# [EXERCISE DETAILS]
Find all the lines with "document" and gather them.

# [STORED DATA]
>> start

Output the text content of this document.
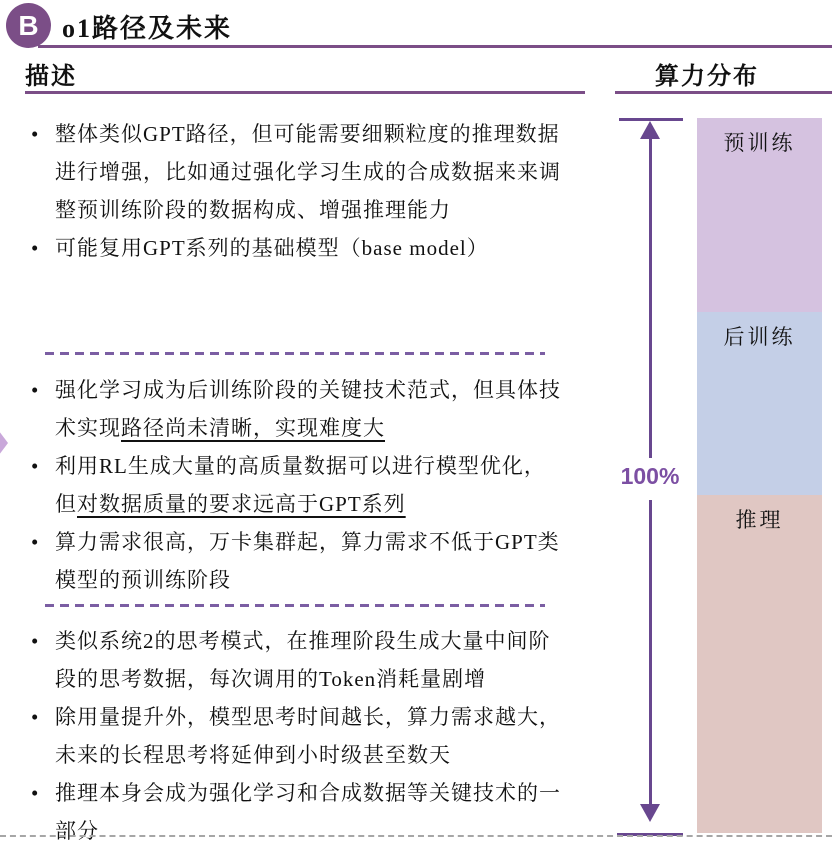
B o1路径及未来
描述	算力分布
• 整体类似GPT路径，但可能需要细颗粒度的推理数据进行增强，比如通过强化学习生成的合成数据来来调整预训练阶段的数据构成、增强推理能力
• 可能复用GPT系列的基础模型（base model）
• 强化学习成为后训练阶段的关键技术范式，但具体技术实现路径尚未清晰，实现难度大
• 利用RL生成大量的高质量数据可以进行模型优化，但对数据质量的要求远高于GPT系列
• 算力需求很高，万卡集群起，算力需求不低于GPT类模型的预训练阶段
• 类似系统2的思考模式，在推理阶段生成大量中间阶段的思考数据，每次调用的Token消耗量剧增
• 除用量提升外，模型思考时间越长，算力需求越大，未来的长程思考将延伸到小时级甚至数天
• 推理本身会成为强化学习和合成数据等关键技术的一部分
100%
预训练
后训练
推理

>> end
>> start

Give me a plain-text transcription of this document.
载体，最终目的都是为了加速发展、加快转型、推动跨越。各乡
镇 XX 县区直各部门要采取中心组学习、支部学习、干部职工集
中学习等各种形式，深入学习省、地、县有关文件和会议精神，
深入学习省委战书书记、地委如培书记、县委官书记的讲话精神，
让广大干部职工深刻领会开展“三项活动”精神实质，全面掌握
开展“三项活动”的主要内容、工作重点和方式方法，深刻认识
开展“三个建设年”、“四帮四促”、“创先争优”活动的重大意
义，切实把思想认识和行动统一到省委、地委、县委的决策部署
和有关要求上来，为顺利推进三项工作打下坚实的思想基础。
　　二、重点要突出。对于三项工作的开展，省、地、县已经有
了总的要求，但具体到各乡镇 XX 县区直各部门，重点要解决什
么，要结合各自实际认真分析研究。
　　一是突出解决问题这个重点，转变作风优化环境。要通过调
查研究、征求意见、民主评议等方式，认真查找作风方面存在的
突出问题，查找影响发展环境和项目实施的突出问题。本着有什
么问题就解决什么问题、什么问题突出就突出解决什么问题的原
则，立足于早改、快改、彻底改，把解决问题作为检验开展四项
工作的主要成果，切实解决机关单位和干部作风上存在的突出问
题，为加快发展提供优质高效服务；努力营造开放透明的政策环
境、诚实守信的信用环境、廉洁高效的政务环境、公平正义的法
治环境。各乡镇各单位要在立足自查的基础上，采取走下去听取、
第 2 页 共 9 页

>> end

# [SOLVED PROBLEM]
Output the text content of this document.
Give me a plain-text transcription of this document.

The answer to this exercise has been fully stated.